Aim: Write out every entry exactly as it stands.

/---

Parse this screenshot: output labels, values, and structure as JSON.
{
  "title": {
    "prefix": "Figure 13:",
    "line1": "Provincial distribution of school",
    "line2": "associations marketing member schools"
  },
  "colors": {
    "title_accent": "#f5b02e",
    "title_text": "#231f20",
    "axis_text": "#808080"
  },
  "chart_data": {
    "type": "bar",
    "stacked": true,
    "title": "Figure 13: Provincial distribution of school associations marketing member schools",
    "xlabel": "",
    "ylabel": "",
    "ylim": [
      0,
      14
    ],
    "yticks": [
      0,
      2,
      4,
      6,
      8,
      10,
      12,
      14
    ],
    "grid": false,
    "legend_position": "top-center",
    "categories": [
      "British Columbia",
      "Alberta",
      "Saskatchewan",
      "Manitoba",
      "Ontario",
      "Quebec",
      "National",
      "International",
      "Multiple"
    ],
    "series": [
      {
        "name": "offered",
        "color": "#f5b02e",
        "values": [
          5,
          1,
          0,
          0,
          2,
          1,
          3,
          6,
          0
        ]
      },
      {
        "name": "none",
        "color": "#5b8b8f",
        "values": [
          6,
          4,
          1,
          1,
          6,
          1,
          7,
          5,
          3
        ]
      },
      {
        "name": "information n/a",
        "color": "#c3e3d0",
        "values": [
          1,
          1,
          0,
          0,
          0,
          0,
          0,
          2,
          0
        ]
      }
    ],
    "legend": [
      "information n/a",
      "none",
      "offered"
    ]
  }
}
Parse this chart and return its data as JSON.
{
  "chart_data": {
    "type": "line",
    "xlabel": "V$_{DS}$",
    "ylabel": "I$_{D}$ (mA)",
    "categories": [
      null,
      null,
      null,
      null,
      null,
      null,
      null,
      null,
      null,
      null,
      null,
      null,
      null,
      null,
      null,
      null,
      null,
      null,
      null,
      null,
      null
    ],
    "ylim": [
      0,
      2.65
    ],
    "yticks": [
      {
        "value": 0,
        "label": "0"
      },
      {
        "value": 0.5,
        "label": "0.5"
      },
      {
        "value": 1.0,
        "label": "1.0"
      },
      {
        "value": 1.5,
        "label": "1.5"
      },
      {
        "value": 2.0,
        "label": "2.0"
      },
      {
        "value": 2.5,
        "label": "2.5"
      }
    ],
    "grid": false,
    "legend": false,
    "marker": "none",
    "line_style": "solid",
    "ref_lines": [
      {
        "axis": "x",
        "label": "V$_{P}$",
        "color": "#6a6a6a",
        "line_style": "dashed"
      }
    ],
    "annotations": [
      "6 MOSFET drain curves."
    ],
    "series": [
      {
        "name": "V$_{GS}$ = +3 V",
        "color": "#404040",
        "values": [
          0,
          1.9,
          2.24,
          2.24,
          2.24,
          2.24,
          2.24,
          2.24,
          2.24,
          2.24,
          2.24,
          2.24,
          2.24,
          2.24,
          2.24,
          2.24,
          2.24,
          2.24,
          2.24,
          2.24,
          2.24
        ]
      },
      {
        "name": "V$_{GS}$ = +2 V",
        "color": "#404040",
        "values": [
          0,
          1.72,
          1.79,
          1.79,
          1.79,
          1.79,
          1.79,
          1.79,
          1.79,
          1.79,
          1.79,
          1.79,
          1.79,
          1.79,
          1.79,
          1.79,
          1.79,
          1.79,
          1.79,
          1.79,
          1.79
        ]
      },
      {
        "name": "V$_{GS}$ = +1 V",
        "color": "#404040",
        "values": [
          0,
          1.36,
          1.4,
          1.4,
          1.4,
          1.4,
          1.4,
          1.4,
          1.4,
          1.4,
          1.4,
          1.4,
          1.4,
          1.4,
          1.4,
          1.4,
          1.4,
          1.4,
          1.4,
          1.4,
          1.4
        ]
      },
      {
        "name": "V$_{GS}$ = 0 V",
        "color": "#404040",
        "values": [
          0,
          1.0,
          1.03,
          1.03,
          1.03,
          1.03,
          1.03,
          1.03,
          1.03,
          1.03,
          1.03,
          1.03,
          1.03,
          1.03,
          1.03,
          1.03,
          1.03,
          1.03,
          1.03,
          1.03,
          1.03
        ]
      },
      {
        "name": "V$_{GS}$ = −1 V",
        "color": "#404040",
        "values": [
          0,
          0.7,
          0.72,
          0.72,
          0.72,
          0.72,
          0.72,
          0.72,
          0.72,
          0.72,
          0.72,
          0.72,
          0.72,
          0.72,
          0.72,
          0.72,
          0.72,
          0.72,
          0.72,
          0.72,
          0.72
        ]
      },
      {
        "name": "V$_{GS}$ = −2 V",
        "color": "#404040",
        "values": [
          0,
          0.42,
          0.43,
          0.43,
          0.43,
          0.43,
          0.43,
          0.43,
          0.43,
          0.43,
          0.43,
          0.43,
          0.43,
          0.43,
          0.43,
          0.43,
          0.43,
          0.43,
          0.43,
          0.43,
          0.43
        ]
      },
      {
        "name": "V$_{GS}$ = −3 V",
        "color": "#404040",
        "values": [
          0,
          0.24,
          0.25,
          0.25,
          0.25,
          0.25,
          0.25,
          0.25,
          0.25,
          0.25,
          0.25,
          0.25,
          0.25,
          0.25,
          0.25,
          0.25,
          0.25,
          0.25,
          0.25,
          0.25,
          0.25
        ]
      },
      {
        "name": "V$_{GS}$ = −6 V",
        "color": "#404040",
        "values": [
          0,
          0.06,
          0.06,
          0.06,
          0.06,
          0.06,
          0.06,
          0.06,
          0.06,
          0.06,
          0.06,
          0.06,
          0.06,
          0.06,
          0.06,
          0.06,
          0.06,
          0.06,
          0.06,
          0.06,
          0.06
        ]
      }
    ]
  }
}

\---

Solution for this problem:
Parse this screenshot: output labels, values, and structure as JSON.
{
  "title": {
    "prefix": "Figure 13:",
    "line1": "Provincial distribution of school",
    "line2": "associations marketing member schools"
  },
  "colors": {
    "title_accent": "#f5b02e",
    "title_text": "#231f20",
    "axis_text": "#808080"
  },
  "chart_data": {
    "type": "bar",
    "stacked": true,
    "title": "Figure 13: Provincial distribution of school associations marketing member schools",
    "xlabel": "",
    "ylabel": "",
    "ylim": [
      0,
      14
    ],
    "yticks": [
      0,
      2,
      4,
      6,
      8,
      10,
      12,
      14
    ],
    "grid": false,
    "legend_position": "top-center",
    "categories": [
      "British Columbia",
      "Alberta",
      "Saskatchewan",
      "Manitoba",
      "Ontario",
      "Quebec",
      "National",
      "International",
      "Multiple"
    ],
    "series": [
      {
        "name": "offered",
        "color": "#f5b02e",
        "values": [
          5,
          1,
          0,
          0,
          2,
          1,
          3,
          6,
          0
        ]
      },
      {
        "name": "none",
        "color": "#5b8b8f",
        "values": [
          6,
          4,
          1,
          1,
          6,
          1,
          7,
          5,
          3
        ]
      },
      {
        "name": "information n/a",
        "color": "#c3e3d0",
        "values": [
          1,
          1,
          0,
          0,
          0,
          0,
          0,
          2,
          0
        ]
      }
    ],
    "legend": [
      "information n/a",
      "none",
      "offered"
    ]
  }
}
Parse this chart and return its data as JSON.
{
  "chart_data": {
    "type": "line",
    "xlabel": "V$_{DS}$",
    "ylabel": "I$_{D}$ (mA)",
    "categories": [
      null,
      null,
      null,
      null,
      null,
      null,
      null,
      null,
      null,
      null,
      null,
      null,
      null,
      null,
      null,
      null,
      null,
      null,
      null,
      null,
      null
    ],
    "ylim": [
      0,
      2.65
    ],
    "yticks": [
      {
        "value": 0,
        "label": "0"
      },
      {
        "value": 0.5,
        "label": "0.5"
      },
      {
        "value": 1.0,
        "label": "1.0"
      },
      {
        "value": 1.5,
        "label": "1.5"
      },
      {
        "value": 2.0,
        "label": "2.0"
      },
      {
        "value": 2.5,
        "label": "2.5"
      }
    ],
    "grid": false,
    "legend": false,
    "marker": "none",
    "line_style": "solid",
    "ref_lines": [
      {
        "axis": "x",
        "label": "V$_{P}$",
        "color": "#6a6a6a",
        "line_style": "dashed"
      }
    ],
    "annotations": [
      "6 MOSFET drain curves."
    ],
    "series": [
      {
        "name": "V$_{GS}$ = +3 V",
        "color": "#404040",
        "values": [
          0,
          1.9,
          2.24,
          2.24,
          2.24,
          2.24,
          2.24,
          2.24,
          2.24,
          2.24,
          2.24,
          2.24,
          2.24,
          2.24,
          2.24,
          2.24,
          2.24,
          2.24,
          2.24,
          2.24,
          2.24
        ]
      },
      {
        "name": "V$_{GS}$ = +2 V",
        "color": "#404040",
        "values": [
          0,
          1.72,
          1.79,
          1.79,
          1.79,
          1.79,
          1.79,
          1.79,
          1.79,
          1.79,
          1.79,
          1.79,
          1.79,
          1.79,
          1.79,
          1.79,
          1.79,
          1.79,
          1.79,
          1.79,
          1.79
        ]
      },
      {
        "name": "V$_{GS}$ = +1 V",
        "color": "#404040",
        "values": [
          0,
          1.36,
          1.4,
          1.4,
          1.4,
          1.4,
          1.4,
          1.4,
          1.4,
          1.4,
          1.4,
          1.4,
          1.4,
          1.4,
          1.4,
          1.4,
          1.4,
          1.4,
          1.4,
          1.4,
          1.4
        ]
      },
      {
        "name": "V$_{GS}$ = 0 V",
        "color": "#404040",
        "values": [
          0,
          1.0,
          1.03,
          1.03,
          1.03,
          1.03,
          1.03,
          1.03,
          1.03,
          1.03,
          1.03,
          1.03,
          1.03,
          1.03,
          1.03,
          1.03,
          1.03,
          1.03,
          1.03,
          1.03,
          1.03
        ]
      },
      {
        "name": "V$_{GS}$ = −1 V",
        "color": "#404040",
        "values": [
          0,
          0.7,
          0.72,
          0.72,
          0.72,
          0.72,
          0.72,
          0.72,
          0.72,
          0.72,
          0.72,
          0.72,
          0.72,
          0.72,
          0.72,
          0.72,
          0.72,
          0.72,
          0.72,
          0.72,
          0.72
        ]
      },
      {
        "name": "V$_{GS}$ = −2 V",
        "color": "#404040",
        "values": [
          0,
          0.42,
          0.43,
          0.43,
          0.43,
          0.43,
          0.43,
          0.43,
          0.43,
          0.43,
          0.43,
          0.43,
          0.43,
          0.43,
          0.43,
          0.43,
          0.43,
          0.43,
          0.43,
          0.43,
          0.43
        ]
      },
      {
        "name": "V$_{GS}$ = −3 V",
        "color": "#404040",
        "values": [
          0,
          0.24,
          0.25,
          0.25,
          0.25,
          0.25,
          0.25,
          0.25,
          0.25,
          0.25,
          0.25,
          0.25,
          0.25,
          0.25,
          0.25,
          0.25,
          0.25,
          0.25,
          0.25,
          0.25,
          0.25
        ]
      },
      {
        "name": "V$_{GS}$ = −6 V",
        "color": "#404040",
        "values": [
          0,
          0.06,
          0.06,
          0.06,
          0.06,
          0.06,
          0.06,
          0.06,
          0.06,
          0.06,
          0.06,
          0.06,
          0.06,
          0.06,
          0.06,
          0.06,
          0.06,
          0.06,
          0.06,
          0.06,
          0.06
        ]
      }
    ]
  }
}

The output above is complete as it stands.